Data records:

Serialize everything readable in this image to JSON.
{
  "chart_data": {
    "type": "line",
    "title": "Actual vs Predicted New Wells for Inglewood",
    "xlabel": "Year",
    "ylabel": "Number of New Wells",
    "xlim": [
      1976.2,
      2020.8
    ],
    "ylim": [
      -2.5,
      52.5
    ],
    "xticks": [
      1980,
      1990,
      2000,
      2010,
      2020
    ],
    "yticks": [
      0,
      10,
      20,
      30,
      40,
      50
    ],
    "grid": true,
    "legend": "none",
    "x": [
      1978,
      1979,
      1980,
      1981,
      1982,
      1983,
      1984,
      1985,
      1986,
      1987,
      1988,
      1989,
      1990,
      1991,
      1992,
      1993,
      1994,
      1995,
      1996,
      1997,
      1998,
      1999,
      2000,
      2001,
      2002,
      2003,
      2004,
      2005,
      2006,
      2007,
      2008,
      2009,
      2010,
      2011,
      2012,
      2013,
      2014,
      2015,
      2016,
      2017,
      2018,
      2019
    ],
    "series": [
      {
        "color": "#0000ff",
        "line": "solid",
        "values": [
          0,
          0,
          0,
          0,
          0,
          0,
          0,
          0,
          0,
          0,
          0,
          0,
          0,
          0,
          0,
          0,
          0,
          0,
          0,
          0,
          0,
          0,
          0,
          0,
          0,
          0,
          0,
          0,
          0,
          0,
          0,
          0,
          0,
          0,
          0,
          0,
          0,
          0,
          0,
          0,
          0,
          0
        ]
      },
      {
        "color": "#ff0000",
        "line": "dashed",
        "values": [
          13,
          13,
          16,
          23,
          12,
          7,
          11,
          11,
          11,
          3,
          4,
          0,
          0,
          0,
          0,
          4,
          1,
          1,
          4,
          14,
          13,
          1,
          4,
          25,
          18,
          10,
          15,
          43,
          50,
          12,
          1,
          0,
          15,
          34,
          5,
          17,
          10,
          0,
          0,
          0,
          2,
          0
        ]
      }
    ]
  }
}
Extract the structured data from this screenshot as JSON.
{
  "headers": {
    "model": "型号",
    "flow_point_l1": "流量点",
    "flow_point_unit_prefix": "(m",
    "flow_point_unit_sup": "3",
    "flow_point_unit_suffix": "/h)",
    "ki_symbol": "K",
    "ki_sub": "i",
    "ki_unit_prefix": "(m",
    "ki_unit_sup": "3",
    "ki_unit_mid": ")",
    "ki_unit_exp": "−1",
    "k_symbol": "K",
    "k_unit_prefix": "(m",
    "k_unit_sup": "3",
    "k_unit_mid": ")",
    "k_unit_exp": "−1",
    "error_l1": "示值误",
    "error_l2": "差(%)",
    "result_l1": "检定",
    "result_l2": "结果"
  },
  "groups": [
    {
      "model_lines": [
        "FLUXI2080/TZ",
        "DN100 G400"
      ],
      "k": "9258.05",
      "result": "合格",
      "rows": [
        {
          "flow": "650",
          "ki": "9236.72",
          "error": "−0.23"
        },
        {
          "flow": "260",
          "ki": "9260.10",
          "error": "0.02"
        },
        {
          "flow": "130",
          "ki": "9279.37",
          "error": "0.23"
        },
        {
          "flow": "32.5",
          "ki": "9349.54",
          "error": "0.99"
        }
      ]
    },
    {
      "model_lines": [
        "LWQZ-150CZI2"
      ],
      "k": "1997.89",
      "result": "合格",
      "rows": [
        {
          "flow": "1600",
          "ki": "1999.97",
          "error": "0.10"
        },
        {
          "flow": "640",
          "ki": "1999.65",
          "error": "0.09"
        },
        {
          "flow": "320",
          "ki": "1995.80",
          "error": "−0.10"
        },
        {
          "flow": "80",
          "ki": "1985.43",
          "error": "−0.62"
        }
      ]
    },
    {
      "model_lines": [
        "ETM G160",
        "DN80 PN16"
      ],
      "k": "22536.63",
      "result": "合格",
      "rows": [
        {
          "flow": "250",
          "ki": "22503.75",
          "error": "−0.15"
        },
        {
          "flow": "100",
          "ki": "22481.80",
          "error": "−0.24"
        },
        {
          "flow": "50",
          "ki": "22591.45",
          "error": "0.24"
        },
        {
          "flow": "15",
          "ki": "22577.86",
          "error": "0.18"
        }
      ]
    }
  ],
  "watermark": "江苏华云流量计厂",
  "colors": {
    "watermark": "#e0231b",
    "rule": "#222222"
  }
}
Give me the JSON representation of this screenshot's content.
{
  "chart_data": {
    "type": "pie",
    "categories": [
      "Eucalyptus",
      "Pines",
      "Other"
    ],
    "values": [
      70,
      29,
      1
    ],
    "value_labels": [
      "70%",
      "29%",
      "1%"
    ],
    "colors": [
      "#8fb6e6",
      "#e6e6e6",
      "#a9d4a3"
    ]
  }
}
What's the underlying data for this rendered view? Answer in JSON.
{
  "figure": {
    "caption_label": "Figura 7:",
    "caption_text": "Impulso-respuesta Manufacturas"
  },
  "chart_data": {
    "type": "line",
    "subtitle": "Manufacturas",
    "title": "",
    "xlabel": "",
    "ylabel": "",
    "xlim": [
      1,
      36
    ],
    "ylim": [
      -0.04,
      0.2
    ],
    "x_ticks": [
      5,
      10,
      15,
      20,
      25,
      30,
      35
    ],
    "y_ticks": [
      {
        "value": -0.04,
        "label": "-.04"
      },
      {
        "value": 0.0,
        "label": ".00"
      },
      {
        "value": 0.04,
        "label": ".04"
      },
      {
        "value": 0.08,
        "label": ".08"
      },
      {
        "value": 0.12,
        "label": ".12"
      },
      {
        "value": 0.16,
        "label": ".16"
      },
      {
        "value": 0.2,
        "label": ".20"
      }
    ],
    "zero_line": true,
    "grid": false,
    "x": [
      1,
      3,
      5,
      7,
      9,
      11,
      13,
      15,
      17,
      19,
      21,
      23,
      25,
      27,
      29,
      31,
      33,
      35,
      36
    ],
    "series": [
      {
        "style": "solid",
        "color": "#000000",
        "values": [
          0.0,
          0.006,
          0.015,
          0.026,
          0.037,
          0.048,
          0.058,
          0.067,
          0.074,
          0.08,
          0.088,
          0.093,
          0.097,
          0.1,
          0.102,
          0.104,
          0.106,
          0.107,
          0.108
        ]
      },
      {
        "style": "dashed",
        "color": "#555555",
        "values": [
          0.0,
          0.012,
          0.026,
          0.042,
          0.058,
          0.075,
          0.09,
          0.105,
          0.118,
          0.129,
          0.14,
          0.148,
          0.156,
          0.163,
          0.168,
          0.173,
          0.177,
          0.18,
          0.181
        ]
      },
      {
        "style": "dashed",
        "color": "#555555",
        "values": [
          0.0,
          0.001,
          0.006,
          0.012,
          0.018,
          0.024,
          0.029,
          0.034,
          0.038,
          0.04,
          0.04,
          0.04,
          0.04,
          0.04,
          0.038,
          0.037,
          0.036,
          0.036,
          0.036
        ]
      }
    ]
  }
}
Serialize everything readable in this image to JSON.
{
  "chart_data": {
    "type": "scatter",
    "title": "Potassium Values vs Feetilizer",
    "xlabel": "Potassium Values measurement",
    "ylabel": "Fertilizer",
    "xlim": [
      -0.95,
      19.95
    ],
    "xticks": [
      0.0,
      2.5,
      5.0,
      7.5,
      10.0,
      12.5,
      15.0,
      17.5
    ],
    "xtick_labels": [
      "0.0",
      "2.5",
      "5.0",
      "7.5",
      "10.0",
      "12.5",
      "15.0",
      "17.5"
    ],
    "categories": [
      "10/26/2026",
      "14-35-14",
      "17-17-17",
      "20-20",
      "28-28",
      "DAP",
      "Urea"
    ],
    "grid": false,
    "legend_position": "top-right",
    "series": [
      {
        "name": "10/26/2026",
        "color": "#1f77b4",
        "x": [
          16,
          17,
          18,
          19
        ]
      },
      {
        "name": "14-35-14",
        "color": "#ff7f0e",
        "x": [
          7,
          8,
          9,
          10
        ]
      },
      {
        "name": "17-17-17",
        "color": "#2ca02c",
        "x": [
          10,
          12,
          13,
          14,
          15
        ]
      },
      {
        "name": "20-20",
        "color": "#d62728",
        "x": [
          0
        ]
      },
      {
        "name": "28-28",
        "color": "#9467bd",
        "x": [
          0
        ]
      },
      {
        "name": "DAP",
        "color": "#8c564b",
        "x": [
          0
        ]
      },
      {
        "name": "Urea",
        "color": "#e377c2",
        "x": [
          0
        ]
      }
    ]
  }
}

Goal of the exercise:
Scan the entries above for the word "JSON" and collect each line holding it.

Result of this exercise:
Serialize everything readable in this image to JSON.
Extract the structured data from this screenshot as JSON.
Give me the JSON representation of this screenshot's content.
What's the underlying data for this rendered view? Answer in JSON.
Serialize everything readable in this image to JSON.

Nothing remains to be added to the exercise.